▶ **EXERCISE INSTRUCTIONS**: Entries follow. Return each line that contains the word "examples".

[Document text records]
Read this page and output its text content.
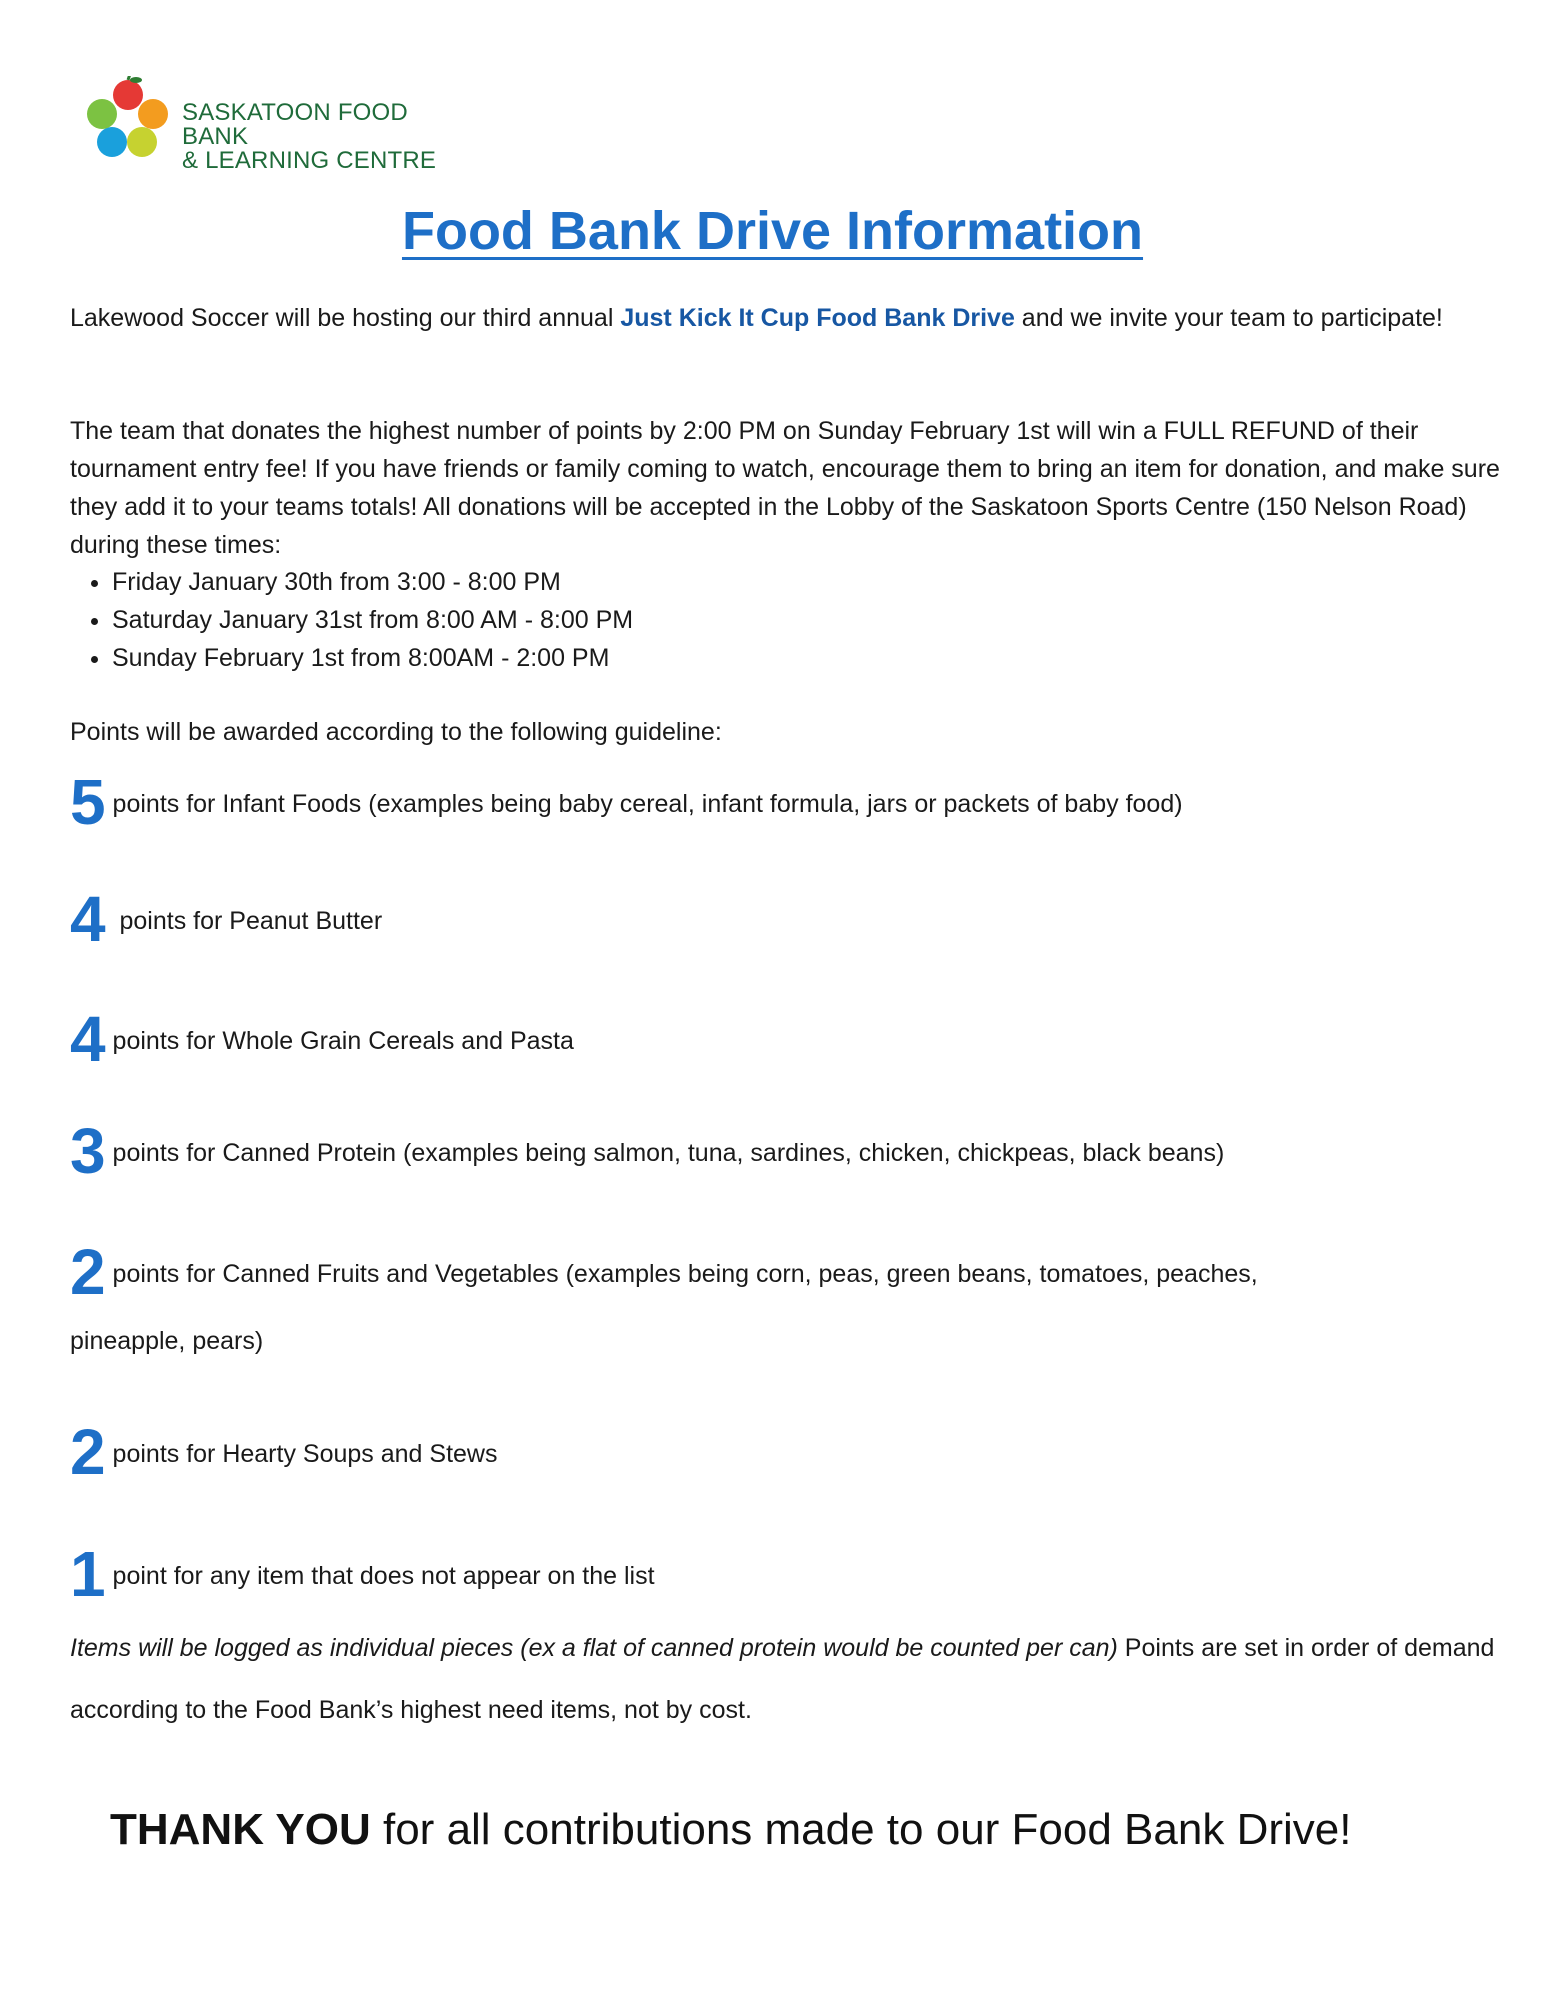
SASKATOON FOOD BANK
& LEARNING CENTRE
Food Bank Drive Information
Lakewood Soccer will be hosting our third annual Just Kick It Cup Food Bank Drive and we invite your team to participate!
The team that donates the highest number of points by 2:00 PM on Sunday February 1st will win a FULL REFUND of their tournament entry fee! If you have friends or family coming to watch, encourage them to bring an item for donation, and make sure they add it to your teams totals! All donations will be accepted in the Lobby of the Saskatoon Sports Centre (150 Nelson Road) during these times:
• Friday January 30th from 3:00 - 8:00 PM
• Saturday January 31st from 8:00 AM - 8:00 PM
• Sunday February 1st from 8:00AM - 2:00 PM
Points will be awarded according to the following guideline:
5 points for Infant Foods (examples being baby cereal, infant formula, jars or packets of baby food)
4  points for Peanut Butter
4 points for Whole Grain Cereals and Pasta
3 points for Canned Protein (examples being salmon, tuna, sardines, chicken, chickpeas, black beans)
2 points for Canned Fruits and Vegetables (examples being corn, peas, green beans, tomatoes, peaches,
pineapple, pears)
2 points for Hearty Soups and Stews
1 point for any item that does not appear on the list
Items will be logged as individual pieces (ex a flat of canned protein would be counted per can) Points are set in order of demand according to the Food Bank’s highest need items, not by cost.
THANK YOU for all contributions made to our Food Bank Drive!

▶ **WRITTEN SOLUTION**:
5 points for Infant Foods (examples being baby cereal, infant formula, jars or packets of baby food)
3 points for Canned Protein (examples being salmon, tuna, sardines, chicken, chickpeas, black beans)
2 points for Canned Fruits and Vegetables (examples being corn, peas, green beans, tomatoes, peaches,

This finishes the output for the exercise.